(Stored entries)
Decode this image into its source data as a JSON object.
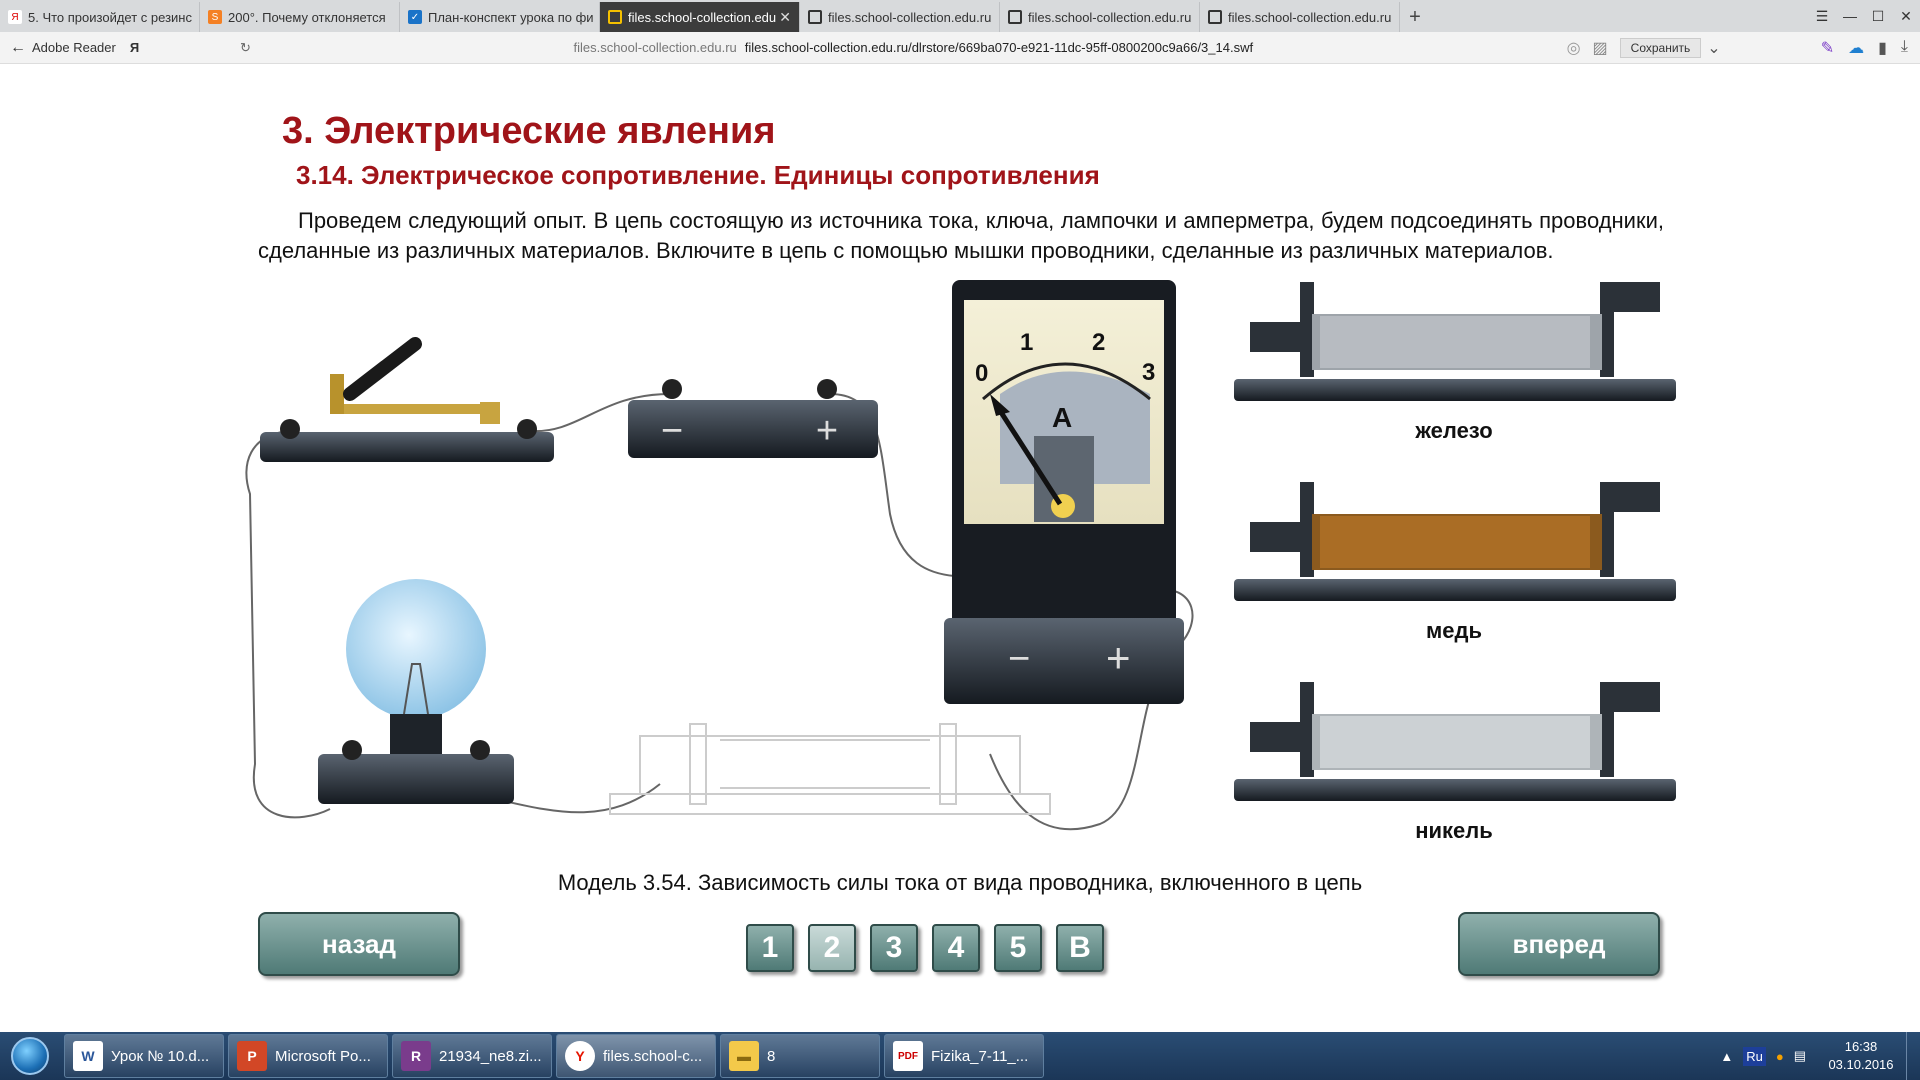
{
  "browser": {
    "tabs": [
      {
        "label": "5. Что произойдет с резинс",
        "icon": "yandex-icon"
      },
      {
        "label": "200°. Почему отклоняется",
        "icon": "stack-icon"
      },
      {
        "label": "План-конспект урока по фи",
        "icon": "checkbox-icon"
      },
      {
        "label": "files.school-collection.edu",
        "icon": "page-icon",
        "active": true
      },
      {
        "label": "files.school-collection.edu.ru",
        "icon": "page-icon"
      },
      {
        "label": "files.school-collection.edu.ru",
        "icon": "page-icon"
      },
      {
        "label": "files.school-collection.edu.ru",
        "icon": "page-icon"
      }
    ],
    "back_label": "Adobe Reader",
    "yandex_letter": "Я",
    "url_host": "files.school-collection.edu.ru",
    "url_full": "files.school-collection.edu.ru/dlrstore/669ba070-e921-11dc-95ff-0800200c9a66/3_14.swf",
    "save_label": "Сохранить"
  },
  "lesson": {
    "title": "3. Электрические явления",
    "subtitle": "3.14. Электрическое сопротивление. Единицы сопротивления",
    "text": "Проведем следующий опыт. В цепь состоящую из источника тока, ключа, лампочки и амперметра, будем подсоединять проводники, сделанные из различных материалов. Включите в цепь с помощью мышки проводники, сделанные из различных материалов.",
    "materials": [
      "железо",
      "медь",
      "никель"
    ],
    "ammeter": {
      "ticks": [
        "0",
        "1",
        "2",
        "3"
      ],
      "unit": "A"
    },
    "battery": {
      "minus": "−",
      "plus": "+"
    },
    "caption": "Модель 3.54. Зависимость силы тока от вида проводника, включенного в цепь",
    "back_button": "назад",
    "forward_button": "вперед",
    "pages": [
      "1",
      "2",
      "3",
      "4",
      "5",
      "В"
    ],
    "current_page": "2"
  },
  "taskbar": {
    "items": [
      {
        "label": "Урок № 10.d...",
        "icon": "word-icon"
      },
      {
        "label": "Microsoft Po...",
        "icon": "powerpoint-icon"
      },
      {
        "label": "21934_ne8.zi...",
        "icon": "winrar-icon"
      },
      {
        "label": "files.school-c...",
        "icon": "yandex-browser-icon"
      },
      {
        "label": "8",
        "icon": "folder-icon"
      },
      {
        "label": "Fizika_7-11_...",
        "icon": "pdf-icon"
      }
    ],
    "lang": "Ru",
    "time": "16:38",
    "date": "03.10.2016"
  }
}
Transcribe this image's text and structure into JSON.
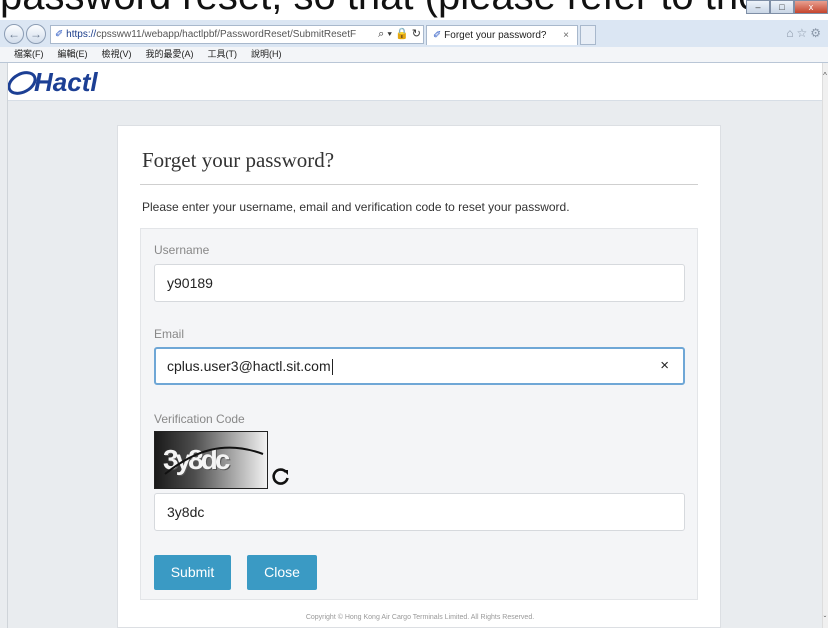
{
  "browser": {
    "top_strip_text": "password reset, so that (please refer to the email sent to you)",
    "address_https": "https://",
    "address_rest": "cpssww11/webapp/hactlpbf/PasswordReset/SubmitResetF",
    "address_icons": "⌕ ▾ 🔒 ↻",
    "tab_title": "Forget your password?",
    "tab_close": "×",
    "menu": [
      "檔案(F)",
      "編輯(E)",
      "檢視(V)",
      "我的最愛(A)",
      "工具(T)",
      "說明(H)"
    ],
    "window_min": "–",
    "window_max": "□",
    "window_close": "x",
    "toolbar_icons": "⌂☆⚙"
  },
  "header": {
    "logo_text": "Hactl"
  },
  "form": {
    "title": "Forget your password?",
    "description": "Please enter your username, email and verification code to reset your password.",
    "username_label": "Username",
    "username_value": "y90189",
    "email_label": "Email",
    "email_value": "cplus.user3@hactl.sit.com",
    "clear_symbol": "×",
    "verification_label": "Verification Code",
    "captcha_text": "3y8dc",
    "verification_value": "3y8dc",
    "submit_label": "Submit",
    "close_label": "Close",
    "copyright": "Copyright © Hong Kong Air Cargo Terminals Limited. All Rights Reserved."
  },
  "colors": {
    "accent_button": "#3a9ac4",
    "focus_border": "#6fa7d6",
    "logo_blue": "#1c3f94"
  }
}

▸ **Task goal**:
Repeat every record above exactly, but leave out any pictures.

▸ **Final answer**:
Decode this image into its source data as a JSON object.
{
  "browser": {
    "tabs": [
      {
        "label": "5. Что произойдет с резинс",
        "icon": "yandex-icon"
      },
      {
        "label": "200°. Почему отклоняется",
        "icon": "stack-icon"
      },
      {
        "label": "План-конспект урока по фи",
        "icon": "checkbox-icon"
      },
      {
        "label": "files.school-collection.edu",
        "icon": "page-icon",
        "active": true
      },
      {
        "label": "files.school-collection.edu.ru",
        "icon": "page-icon"
      },
      {
        "label": "files.school-collection.edu.ru",
        "icon": "page-icon"
      },
      {
        "label": "files.school-collection.edu.ru",
        "icon": "page-icon"
      }
    ],
    "back_label": "Adobe Reader",
    "yandex_letter": "Я",
    "url_host": "files.school-collection.edu.ru",
    "url_full": "files.school-collection.edu.ru/dlrstore/669ba070-e921-11dc-95ff-0800200c9a66/3_14.swf",
    "save_label": "Сохранить"
  },
  "lesson": {
    "title": "3. Электрические явления",
    "subtitle": "3.14. Электрическое сопротивление. Единицы сопротивления",
    "text": "Проведем следующий опыт. В цепь состоящую из источника тока, ключа, лампочки и амперметра, будем подсоединять проводники, сделанные из различных материалов. Включите в цепь с помощью мышки проводники, сделанные из различных материалов.",
    "materials": [
      "железо",
      "медь",
      "никель"
    ],
    "ammeter": {
      "ticks": [
        "0",
        "1",
        "2",
        "3"
      ],
      "unit": "A"
    },
    "battery": {
      "minus": "−",
      "plus": "+"
    },
    "caption": "Модель 3.54. Зависимость силы тока от вида проводника, включенного в цепь",
    "back_button": "назад",
    "forward_button": "вперед",
    "pages": [
      "1",
      "2",
      "3",
      "4",
      "5",
      "В"
    ],
    "current_page": "2"
  },
  "taskbar": {
    "items": [
      {
        "label": "Урок № 10.d...",
        "icon": "word-icon"
      },
      {
        "label": "Microsoft Po...",
        "icon": "powerpoint-icon"
      },
      {
        "label": "21934_ne8.zi...",
        "icon": "winrar-icon"
      },
      {
        "label": "files.school-c...",
        "icon": "yandex-browser-icon"
      },
      {
        "label": "8",
        "icon": "folder-icon"
      },
      {
        "label": "Fizika_7-11_...",
        "icon": "pdf-icon"
      }
    ],
    "lang": "Ru",
    "time": "16:38",
    "date": "03.10.2016"
  }
}
Transcribe this image's text and structure into JSON.
{
  "browser": {
    "top_strip_text": "password reset, so that (please refer to the email sent to you)",
    "address_https": "https://",
    "address_rest": "cpssww11/webapp/hactlpbf/PasswordReset/SubmitResetF",
    "address_icons": "⌕ ▾ 🔒 ↻",
    "tab_title": "Forget your password?",
    "tab_close": "×",
    "menu": [
      "檔案(F)",
      "編輯(E)",
      "檢視(V)",
      "我的最愛(A)",
      "工具(T)",
      "說明(H)"
    ],
    "window_min": "–",
    "window_max": "□",
    "window_close": "x",
    "toolbar_icons": "⌂☆⚙"
  },
  "header": {
    "logo_text": "Hactl"
  },
  "form": {
    "title": "Forget your password?",
    "description": "Please enter your username, email and verification code to reset your password.",
    "username_label": "Username",
    "username_value": "y90189",
    "email_label": "Email",
    "email_value": "cplus.user3@hactl.sit.com",
    "clear_symbol": "×",
    "verification_label": "Verification Code",
    "captcha_text": "3y8dc",
    "verification_value": "3y8dc",
    "submit_label": "Submit",
    "close_label": "Close",
    "copyright": "Copyright © Hong Kong Air Cargo Terminals Limited. All Rights Reserved."
  },
  "colors": {
    "accent_button": "#3a9ac4",
    "focus_border": "#6fa7d6",
    "logo_blue": "#1c3f94"
  }
}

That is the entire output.